- Exercise prompt:
Where a line contains the word "Hats", copy that line.

- Information shown:
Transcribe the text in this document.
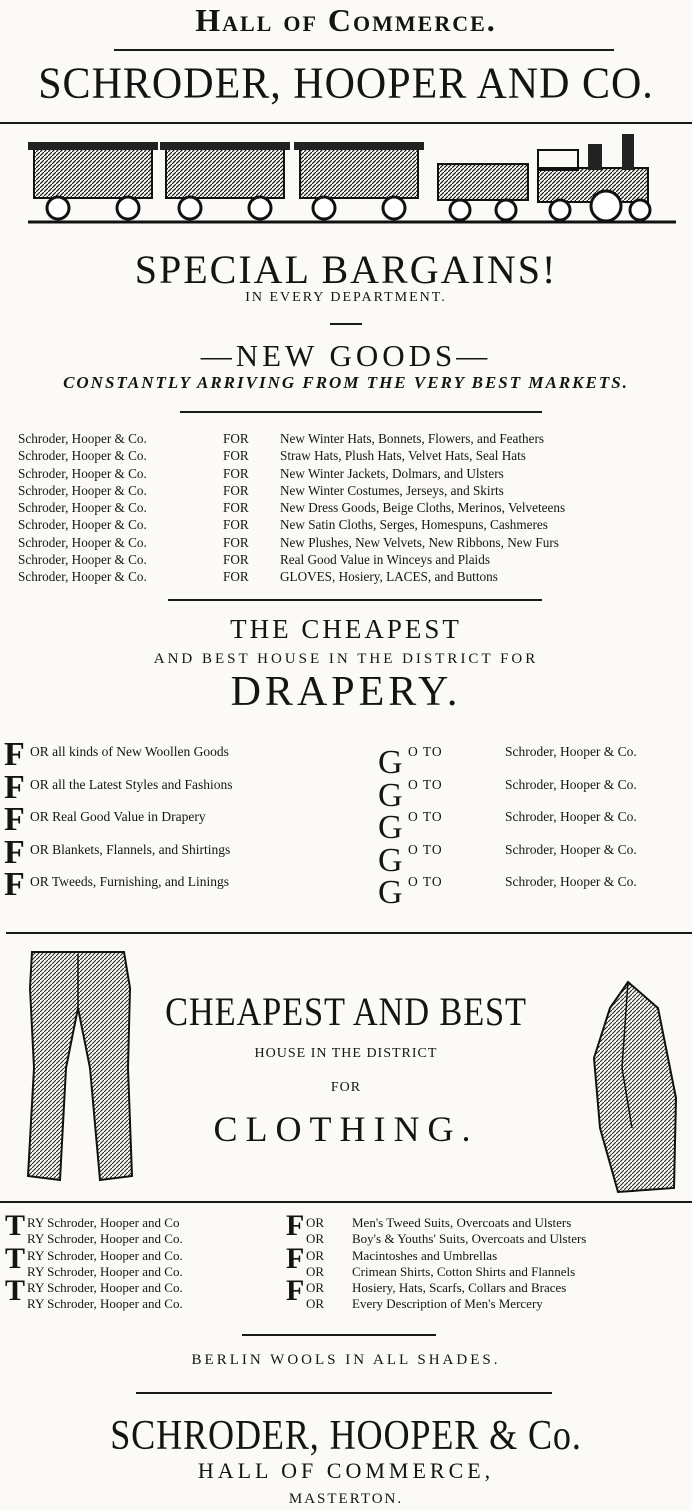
Hall of Commerce.
SCHRODER, HOOPER AND CO.
SPECIAL BARGAINS!
IN EVERY DEPARTMENT.
—NEW GOODS—
CONSTANTLY ARRIVING FROM THE VERY BEST MARKETS.
Schroder, Hooper & Co.	FOR New Winter Hats, Bonnets, Flowers, and Feathers
Schroder, Hooper & Co.	FOR Straw Hats, Plush Hats, Velvet Hats, Seal Hats
Schroder, Hooper & Co.	FOR New Winter Jackets, Dolmars, and Ulsters
Schroder, Hooper & Co.	FOR New Winter Costumes, Jerseys, and Skirts
Schroder, Hooper & Co.	FOR New Dress Goods, Beige Cloths, Merinos, Velveteens
Schroder, Hooper & Co.	FOR New Satin Cloths, Serges, Homespuns, Cashmeres
Schroder, Hooper & Co.	FOR New Plushes, New Velvets, New Ribbons, New Furs
Schroder, Hooper & Co.	FOR Real Good Value in Winceys and Plaids
Schroder, Hooper & Co.	FOR GLOVES, Hosiery, LACES, and Buttons
THE CHEAPEST
AND BEST HOUSE IN THE DISTRICT FOR
DRAPERY.
F OR all kinds of New Woollen Goods	G O TO	Schroder, Hooper & Co.
F OR all the Latest Styles and Fashions	G O TO	Schroder, Hooper & Co.
F OR Real Good Value in Drapery	G O TO	Schroder, Hooper & Co.
F OR Blankets, Flannels, and Shirtings	G O TO	Schroder, Hooper & Co.
F OR Tweeds, Furnishing, and Linings	G O TO	Schroder, Hooper & Co.
CHEAPEST AND BEST
HOUSE IN THE DISTRICT
FOR
CLOTHING.
T RY Schroder, Hooper and Co	F OR Men's Tweed Suits, Overcoats and Ulsters
RY Schroder, Hooper and Co.	OR Boy's & Youths' Suits, Overcoats and Ulsters
T RY Schroder, Hooper and Co.	F OR Macintoshes and Umbrellas
RY Schroder, Hooper and Co.	OR Crimean Shirts, Cotton Shirts and Flannels
T RY Schroder, Hooper and Co.	F OR Hosiery, Hats, Scarfs, Collars and Braces
RY Schroder, Hooper and Co.	OR Every Description of Men's Mercery
BERLIN WOOLS IN ALL SHADES.
SCHRODER, HOOPER & Co.
HALL OF COMMERCE,
MASTERTON.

- Result of the task:
Schroder, Hooper & Co.	FOR New Winter Hats, Bonnets, Flowers, and Feathers
Schroder, Hooper & Co.	FOR Straw Hats, Plush Hats, Velvet Hats, Seal Hats
T RY Schroder, Hooper and Co.	F OR Hosiery, Hats, Scarfs, Collars and Braces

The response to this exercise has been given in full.